Task to complete:
Read the listing below and copy out every line that holds "content".

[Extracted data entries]
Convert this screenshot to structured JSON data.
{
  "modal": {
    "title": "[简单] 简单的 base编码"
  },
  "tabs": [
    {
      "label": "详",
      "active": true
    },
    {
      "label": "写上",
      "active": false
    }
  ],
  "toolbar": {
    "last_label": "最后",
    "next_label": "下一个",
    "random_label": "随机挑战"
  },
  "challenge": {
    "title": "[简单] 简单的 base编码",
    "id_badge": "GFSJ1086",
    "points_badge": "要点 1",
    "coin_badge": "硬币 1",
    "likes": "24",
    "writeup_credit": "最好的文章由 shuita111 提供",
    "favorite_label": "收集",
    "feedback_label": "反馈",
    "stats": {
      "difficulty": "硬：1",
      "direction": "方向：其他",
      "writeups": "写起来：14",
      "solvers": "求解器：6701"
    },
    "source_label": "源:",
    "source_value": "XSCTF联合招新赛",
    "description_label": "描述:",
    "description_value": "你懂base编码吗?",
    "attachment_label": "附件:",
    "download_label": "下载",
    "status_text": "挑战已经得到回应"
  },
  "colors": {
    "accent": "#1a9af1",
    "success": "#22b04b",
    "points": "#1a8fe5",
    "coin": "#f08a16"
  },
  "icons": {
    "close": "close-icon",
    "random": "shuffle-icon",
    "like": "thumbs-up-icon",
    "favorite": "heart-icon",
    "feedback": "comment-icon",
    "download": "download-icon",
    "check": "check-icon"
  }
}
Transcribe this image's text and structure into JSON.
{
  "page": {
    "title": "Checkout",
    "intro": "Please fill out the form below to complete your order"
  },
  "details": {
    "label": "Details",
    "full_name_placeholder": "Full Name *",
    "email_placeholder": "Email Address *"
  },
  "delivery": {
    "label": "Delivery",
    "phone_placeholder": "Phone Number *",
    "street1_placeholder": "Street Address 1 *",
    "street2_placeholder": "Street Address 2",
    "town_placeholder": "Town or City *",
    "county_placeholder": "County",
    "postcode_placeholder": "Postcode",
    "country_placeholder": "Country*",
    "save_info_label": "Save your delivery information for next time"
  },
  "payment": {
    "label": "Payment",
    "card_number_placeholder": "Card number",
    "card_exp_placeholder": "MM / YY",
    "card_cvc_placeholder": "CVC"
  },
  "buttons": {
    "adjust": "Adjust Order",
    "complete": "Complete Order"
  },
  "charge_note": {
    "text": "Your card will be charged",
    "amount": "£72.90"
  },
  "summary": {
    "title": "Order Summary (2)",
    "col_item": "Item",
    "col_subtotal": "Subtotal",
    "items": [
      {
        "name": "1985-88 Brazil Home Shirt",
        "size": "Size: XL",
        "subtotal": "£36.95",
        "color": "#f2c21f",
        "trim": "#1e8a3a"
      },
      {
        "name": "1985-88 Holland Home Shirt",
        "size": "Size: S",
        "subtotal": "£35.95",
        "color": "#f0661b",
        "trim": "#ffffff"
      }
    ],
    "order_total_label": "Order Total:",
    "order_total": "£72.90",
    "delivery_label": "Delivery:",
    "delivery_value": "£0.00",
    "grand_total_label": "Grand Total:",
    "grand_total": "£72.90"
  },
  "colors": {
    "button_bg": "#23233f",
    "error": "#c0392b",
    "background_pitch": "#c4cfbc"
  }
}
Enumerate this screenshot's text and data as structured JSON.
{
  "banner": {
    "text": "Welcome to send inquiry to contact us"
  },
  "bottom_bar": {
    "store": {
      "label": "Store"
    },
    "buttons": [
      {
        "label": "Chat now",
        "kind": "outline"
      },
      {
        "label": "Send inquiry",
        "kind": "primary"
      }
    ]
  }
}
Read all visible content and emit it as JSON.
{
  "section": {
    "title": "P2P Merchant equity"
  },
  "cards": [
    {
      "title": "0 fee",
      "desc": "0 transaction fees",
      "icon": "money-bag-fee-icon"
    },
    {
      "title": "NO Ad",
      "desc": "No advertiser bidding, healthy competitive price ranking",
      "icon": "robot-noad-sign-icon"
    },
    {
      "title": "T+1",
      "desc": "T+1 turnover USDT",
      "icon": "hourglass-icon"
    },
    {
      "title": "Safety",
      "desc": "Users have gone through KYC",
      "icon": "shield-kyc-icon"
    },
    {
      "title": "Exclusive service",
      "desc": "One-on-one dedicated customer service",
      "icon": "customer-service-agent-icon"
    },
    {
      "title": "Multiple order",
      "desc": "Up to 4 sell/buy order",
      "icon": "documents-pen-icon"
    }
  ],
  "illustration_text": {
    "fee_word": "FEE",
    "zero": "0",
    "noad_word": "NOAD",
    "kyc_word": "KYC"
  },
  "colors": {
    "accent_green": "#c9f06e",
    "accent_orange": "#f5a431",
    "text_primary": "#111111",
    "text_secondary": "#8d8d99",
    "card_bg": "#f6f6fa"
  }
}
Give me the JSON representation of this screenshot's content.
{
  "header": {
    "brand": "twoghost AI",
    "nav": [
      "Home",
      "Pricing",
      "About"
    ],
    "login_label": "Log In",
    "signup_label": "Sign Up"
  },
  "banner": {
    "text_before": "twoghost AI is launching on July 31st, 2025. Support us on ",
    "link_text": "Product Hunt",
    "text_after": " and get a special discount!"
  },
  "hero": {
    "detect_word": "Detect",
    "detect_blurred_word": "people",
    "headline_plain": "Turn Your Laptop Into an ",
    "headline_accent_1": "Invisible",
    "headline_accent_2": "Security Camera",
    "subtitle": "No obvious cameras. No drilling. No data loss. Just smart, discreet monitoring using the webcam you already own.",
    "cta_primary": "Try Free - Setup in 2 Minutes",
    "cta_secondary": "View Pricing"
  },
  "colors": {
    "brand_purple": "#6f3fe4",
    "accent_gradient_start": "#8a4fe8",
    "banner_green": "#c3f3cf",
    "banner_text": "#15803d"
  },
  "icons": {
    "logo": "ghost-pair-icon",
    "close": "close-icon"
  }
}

Written response:
Read all visible content and emit it as JSON.
Give me the JSON representation of this screenshot's content.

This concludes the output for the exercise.